* _Short task_: Select all lines holding the word "xlabel" from the entries that follow.

Excerpts from a figure dataset:
## begin

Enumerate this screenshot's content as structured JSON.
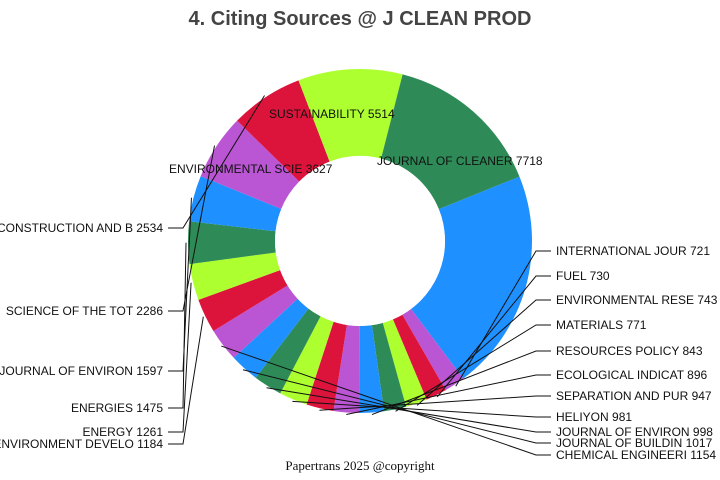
{
  "chart_data": {
    "type": "pie",
    "title": "4. Citing Sources @ J CLEAN PROD",
    "footer": "Papertrans 2025 @copyright",
    "donut": true,
    "slices": [
      {
        "label": "JOURNAL OF CLEANER",
        "value": 7718,
        "color": "#1E90FF"
      },
      {
        "label": "INTERNATIONAL JOUR",
        "value": 721,
        "color": "#BA55D3"
      },
      {
        "label": "FUEL",
        "value": 730,
        "color": "#DC143C"
      },
      {
        "label": "ENVIRONMENTAL RESE",
        "value": 743,
        "color": "#ADFF2F"
      },
      {
        "label": "MATERIALS",
        "value": 771,
        "color": "#2E8B57"
      },
      {
        "label": "RESOURCES POLICY",
        "value": 843,
        "color": "#1E90FF"
      },
      {
        "label": "ECOLOGICAL INDICAT",
        "value": 896,
        "color": "#BA55D3"
      },
      {
        "label": "SEPARATION AND PUR",
        "value": 947,
        "color": "#DC143C"
      },
      {
        "label": "HELIYON",
        "value": 981,
        "color": "#ADFF2F"
      },
      {
        "label": "JOURNAL OF ENVIRON",
        "value": 998,
        "color": "#2E8B57"
      },
      {
        "label": "JOURNAL OF BUILDIN",
        "value": 1017,
        "color": "#1E90FF"
      },
      {
        "label": "CHEMICAL ENGINEERI",
        "value": 1154,
        "color": "#BA55D3"
      },
      {
        "label": "ENVIRONMENT DEVELO",
        "value": 1184,
        "color": "#DC143C"
      },
      {
        "label": "ENERGY",
        "value": 1261,
        "color": "#ADFF2F"
      },
      {
        "label": "ENERGIES",
        "value": 1475,
        "color": "#2E8B57"
      },
      {
        "label": "JOURNAL OF ENVIRON",
        "value": 1597,
        "color": "#1E90FF"
      },
      {
        "label": "SCIENCE OF THE TOT",
        "value": 2286,
        "color": "#BA55D3"
      },
      {
        "label": "CONSTRUCTION AND B",
        "value": 2534,
        "color": "#DC143C"
      },
      {
        "label": "ENVIRONMENTAL SCIE",
        "value": 3627,
        "color": "#ADFF2F"
      },
      {
        "label": "SUSTAINABILITY",
        "value": 5514,
        "color": "#2E8B57"
      }
    ]
  }
}
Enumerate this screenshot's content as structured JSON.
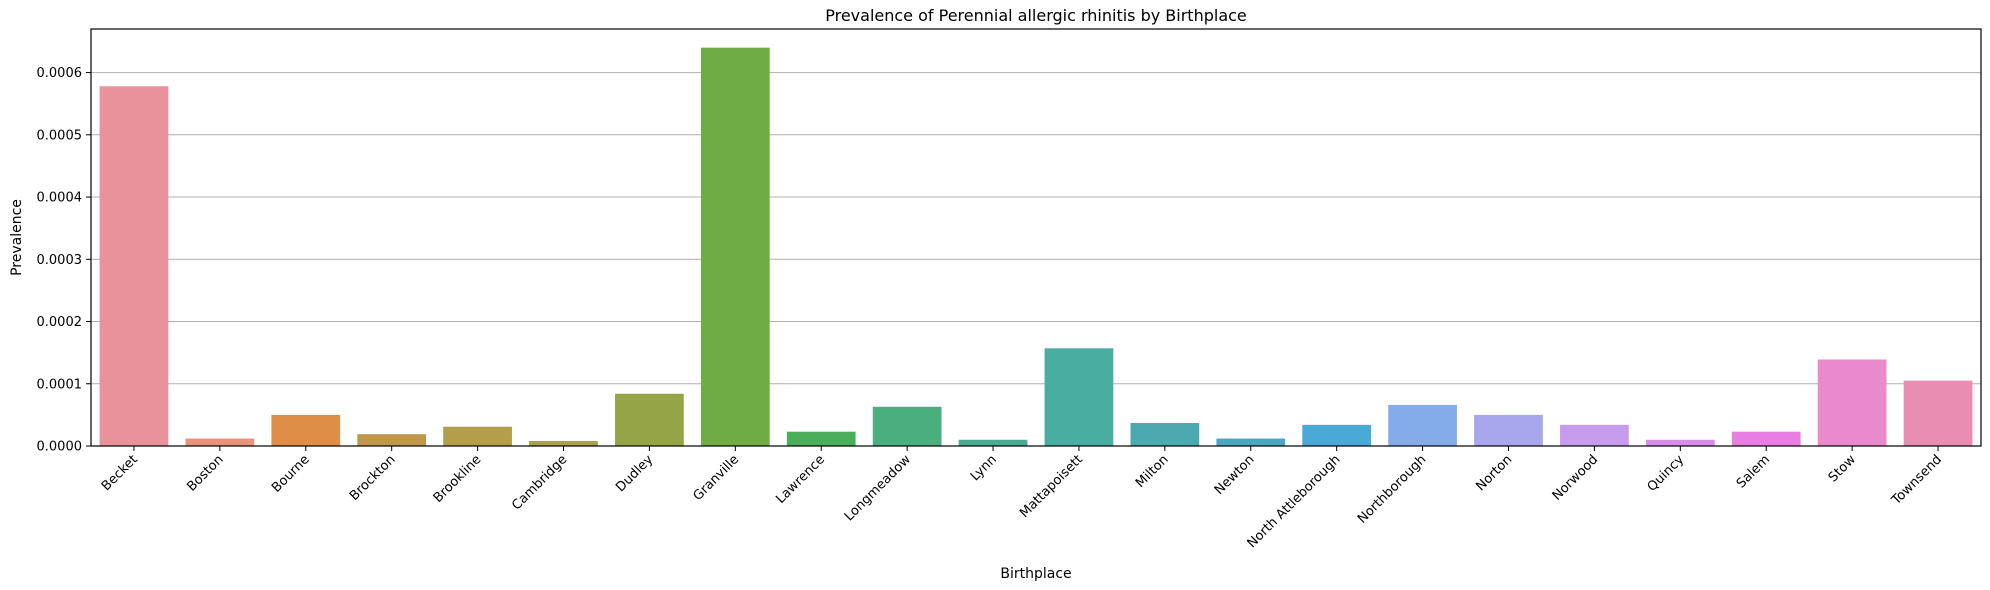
{
  "chart_data": {
    "type": "bar",
    "title": "Prevalence of Perennial allergic rhinitis by Birthplace",
    "xlabel": "Birthplace",
    "ylabel": "Prevalence",
    "ylim": [
      0,
      0.00067
    ],
    "yticks": [
      "0.0000",
      "0.0001",
      "0.0002",
      "0.0003",
      "0.0004",
      "0.0005",
      "0.0006"
    ],
    "grid": "horizontal",
    "categories": [
      "Becket",
      "Boston",
      "Bourne",
      "Brockton",
      "Brookline",
      "Cambridge",
      "Dudley",
      "Granville",
      "Lawrence",
      "Longmeadow",
      "Lynn",
      "Mattapoisett",
      "Milton",
      "Newton",
      "North Attleborough",
      "Northborough",
      "Norton",
      "Norwood",
      "Quincy",
      "Salem",
      "Stow",
      "Townsend"
    ],
    "values": [
      0.000578,
      1.2e-05,
      5e-05,
      1.9e-05,
      3.1e-05,
      8e-06,
      8.4e-05,
      0.00064,
      2.3e-05,
      6.3e-05,
      1e-05,
      0.000157,
      3.7e-05,
      1.2e-05,
      3.4e-05,
      6.6e-05,
      5e-05,
      3.4e-05,
      1e-05,
      2.3e-05,
      0.000139,
      0.000105
    ],
    "colors": [
      "#E8939C",
      "#E8937A",
      "#DE8E46",
      "#C0964A",
      "#B39E4B",
      "#A9A04A",
      "#94A446",
      "#70AC46",
      "#4AAE5A",
      "#4BAE7E",
      "#4AAB92",
      "#4AADA2",
      "#4BAAB0",
      "#4AA8C0",
      "#4AA9D7",
      "#83ACE8",
      "#A8A6EC",
      "#C79CEC",
      "#D78EEB",
      "#E87EE2",
      "#E88ACB",
      "#E88EB3"
    ]
  }
}
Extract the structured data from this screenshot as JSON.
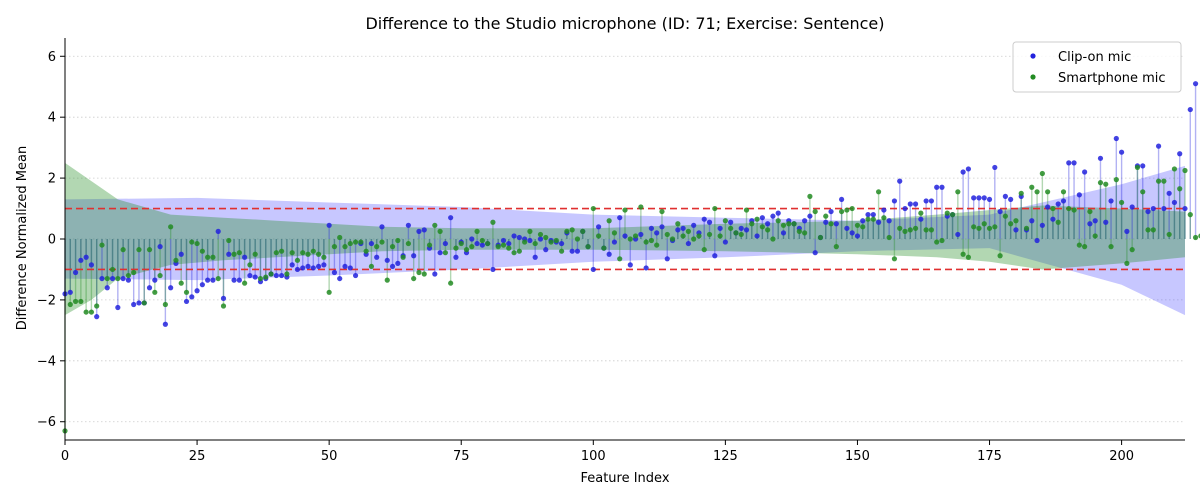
{
  "chart_data": {
    "type": "scatter",
    "title": "Difference to the Studio microphone (ID: 71; Exercise: Sentence)",
    "xlabel": "Feature Index",
    "ylabel": "Difference Normalized Mean",
    "xlim": [
      0,
      212
    ],
    "ylim": [
      -6.6,
      6.6
    ],
    "xticks": [
      0,
      25,
      50,
      75,
      100,
      125,
      150,
      175,
      200
    ],
    "yticks": [
      -6,
      -4,
      -2,
      0,
      2,
      4,
      6
    ],
    "grid": "y-dotted",
    "legend_position": "top-right",
    "thresholds": [
      1,
      -1
    ],
    "colors": {
      "clip": "#2222dd",
      "phone": "#228b22",
      "threshold": "#e03030",
      "grid": "#cccccc"
    },
    "series": [
      {
        "name": "Clip-on mic",
        "color": "#2222dd",
        "y": [
          -1.8,
          -1.75,
          -1.1,
          -0.7,
          -0.6,
          -0.85,
          -2.55,
          -1.3,
          -1.6,
          -1.3,
          -2.25,
          -1.3,
          -1.35,
          -2.15,
          -2.1,
          -2.1,
          -1.6,
          -1.35,
          -0.25,
          -2.8,
          -1.6,
          -0.8,
          -0.5,
          -2.05,
          -1.9,
          -1.7,
          -1.5,
          -1.35,
          -1.35,
          0.25,
          -1.95,
          -0.5,
          -1.35,
          -1.35,
          -0.6,
          -1.2,
          -1.25,
          -1.4,
          -1.3,
          -1.15,
          -1.2,
          -1.2,
          -1.25,
          -0.85,
          -1.0,
          -0.95,
          -0.9,
          -0.95,
          -0.9,
          -0.85,
          0.45,
          -1.1,
          -1.3,
          -0.9,
          -0.95,
          -1.2,
          -0.15,
          -0.5,
          -0.15,
          -0.6,
          0.4,
          -0.7,
          -0.9,
          -0.8,
          -0.55,
          0.45,
          -0.55,
          0.25,
          0.3,
          -0.3,
          -1.15,
          -0.45,
          -0.15,
          0.7,
          -0.6,
          -0.1,
          -0.45,
          0.0,
          -0.15,
          -0.2,
          -0.15,
          -1.0,
          -0.2,
          -0.05,
          -0.15,
          0.1,
          0.05,
          0.0,
          -0.05,
          -0.6,
          0.0,
          -0.35,
          -0.05,
          -0.1,
          -0.15,
          0.2,
          -0.4,
          -0.4,
          0.25,
          -0.25,
          -1.0,
          0.4,
          -0.3,
          -0.5,
          -0.1,
          0.7,
          0.1,
          -0.85,
          0.0,
          0.15,
          -0.95,
          0.35,
          0.2,
          0.4,
          -0.65,
          -0.05,
          0.3,
          0.35,
          -0.15,
          0.45,
          0.2,
          0.65,
          0.55,
          -0.55,
          0.35,
          -0.1,
          0.55,
          0.2,
          0.35,
          0.3,
          0.6,
          0.1,
          0.7,
          0.5,
          0.75,
          0.85,
          0.2,
          0.6,
          0.5,
          0.35,
          0.6,
          0.75,
          -0.45,
          0.05,
          0.55,
          0.9,
          0.5,
          1.3,
          0.35,
          0.2,
          0.1,
          0.6,
          0.8,
          0.8,
          0.55,
          0.95,
          0.6,
          1.25,
          1.9,
          1.0,
          1.15,
          1.15,
          0.65,
          1.25,
          1.25,
          1.7,
          1.7,
          0.75,
          0.8,
          0.15,
          2.2,
          2.3,
          1.35,
          1.35,
          1.35,
          1.3,
          2.35,
          0.9,
          1.4,
          1.3,
          0.3,
          1.4,
          0.3,
          0.6,
          -0.05,
          0.45,
          1.05,
          0.65,
          1.15,
          1.25,
          2.5,
          2.5,
          1.45,
          2.2,
          0.5,
          0.6,
          2.65,
          0.55,
          1.25,
          3.3,
          2.85,
          0.25,
          1.05,
          2.4,
          2.4,
          0.9,
          1.0,
          3.05,
          1.0,
          1.5,
          1.2,
          2.8,
          1.0,
          4.25,
          5.1
        ]
      },
      {
        "name": "Smartphone mic",
        "color": "#228b22",
        "y": [
          -6.3,
          -2.15,
          -2.05,
          -2.05,
          -2.4,
          -2.4,
          -2.2,
          -0.2,
          -1.3,
          -1.0,
          -1.3,
          -0.35,
          -1.2,
          -1.1,
          -0.35,
          -2.1,
          -0.35,
          -1.75,
          -1.2,
          -2.15,
          0.4,
          -0.7,
          -1.45,
          -1.75,
          -0.1,
          -0.15,
          -0.4,
          -0.6,
          -0.6,
          -1.3,
          -2.2,
          -0.05,
          -0.5,
          -0.45,
          -1.45,
          -0.85,
          -0.5,
          -1.3,
          -1.25,
          -1.15,
          -0.45,
          -0.4,
          -1.15,
          -0.45,
          -0.7,
          -0.45,
          -0.5,
          -0.4,
          -0.5,
          -0.6,
          -1.75,
          -0.25,
          0.05,
          -0.25,
          -0.15,
          -0.1,
          -0.1,
          -0.4,
          -0.9,
          -0.25,
          -0.1,
          -1.35,
          -0.25,
          -0.05,
          -0.6,
          -0.15,
          -1.3,
          -1.1,
          -1.15,
          -0.2,
          0.45,
          0.25,
          -0.45,
          -1.45,
          -0.3,
          -0.15,
          -0.35,
          -0.25,
          0.25,
          -0.05,
          -0.15,
          0.55,
          -0.25,
          -0.2,
          -0.3,
          -0.45,
          -0.4,
          -0.1,
          0.25,
          -0.15,
          0.15,
          0.05,
          -0.1,
          -0.05,
          -0.4,
          0.25,
          0.3,
          0.0,
          0.25,
          -0.25,
          1.0,
          0.1,
          -0.3,
          0.6,
          0.2,
          -0.65,
          0.95,
          0.0,
          0.1,
          1.05,
          -0.1,
          -0.05,
          -0.2,
          0.9,
          0.15,
          0.0,
          0.5,
          0.1,
          0.25,
          0.0,
          0.1,
          -0.35,
          0.15,
          1.0,
          0.1,
          0.6,
          0.35,
          0.2,
          0.15,
          0.95,
          0.5,
          0.65,
          0.4,
          0.3,
          0.0,
          0.6,
          0.45,
          0.5,
          0.5,
          0.25,
          0.2,
          1.4,
          0.9,
          0.05,
          0.75,
          0.5,
          -0.25,
          0.9,
          0.95,
          1.0,
          0.45,
          0.4,
          0.65,
          0.65,
          1.55,
          0.7,
          0.05,
          -0.65,
          0.35,
          0.25,
          0.3,
          0.35,
          0.85,
          0.3,
          0.3,
          -0.1,
          -0.05,
          0.85,
          0.8,
          1.55,
          -0.5,
          -0.6,
          0.4,
          0.35,
          0.5,
          0.35,
          0.4,
          -0.55,
          0.75,
          0.5,
          0.6,
          1.5,
          0.35,
          1.7,
          1.55,
          2.15,
          1.55,
          1.0,
          0.55,
          1.55,
          1.0,
          0.95,
          -0.2,
          -0.25,
          0.9,
          0.1,
          1.85,
          1.8,
          -0.25,
          1.95,
          1.2,
          -0.8,
          -0.35,
          2.35,
          1.55,
          0.3,
          0.3,
          1.9,
          1.9,
          0.15,
          2.3,
          1.65,
          2.25,
          0.8,
          0.05,
          0.1
        ]
      }
    ],
    "bands": [
      {
        "name": "Clip-on mic band",
        "color": "#4444ff",
        "x": [
          0,
          25,
          50,
          75,
          100,
          125,
          150,
          175,
          200,
          212
        ],
        "upper": [
          1.3,
          1.35,
          1.2,
          1.05,
          0.8,
          0.7,
          0.6,
          0.8,
          1.8,
          2.4
        ],
        "lower": [
          -1.3,
          -1.35,
          -1.2,
          -1.0,
          -0.75,
          -0.6,
          -0.4,
          -0.3,
          -1.5,
          -2.5
        ]
      },
      {
        "name": "Smartphone mic band",
        "color": "#228b22",
        "x": [
          0,
          5,
          10,
          20,
          30,
          40,
          50,
          60,
          75,
          100,
          125,
          150,
          165,
          175,
          185,
          200,
          212
        ],
        "upper": [
          2.5,
          1.9,
          1.3,
          0.8,
          0.7,
          0.6,
          0.5,
          0.4,
          0.35,
          0.35,
          0.5,
          0.6,
          0.8,
          0.95,
          1.1,
          1.0,
          0.9
        ],
        "lower": [
          -2.5,
          -2.0,
          -1.3,
          -0.85,
          -0.7,
          -0.6,
          -0.5,
          -0.4,
          -0.35,
          -0.35,
          -0.4,
          -0.5,
          -0.6,
          -0.75,
          -1.0,
          -0.8,
          -0.6
        ]
      }
    ]
  }
}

## end

* _Final result_:
    "xlabel": "Birthplace",
    "xlabel": "Feature Index",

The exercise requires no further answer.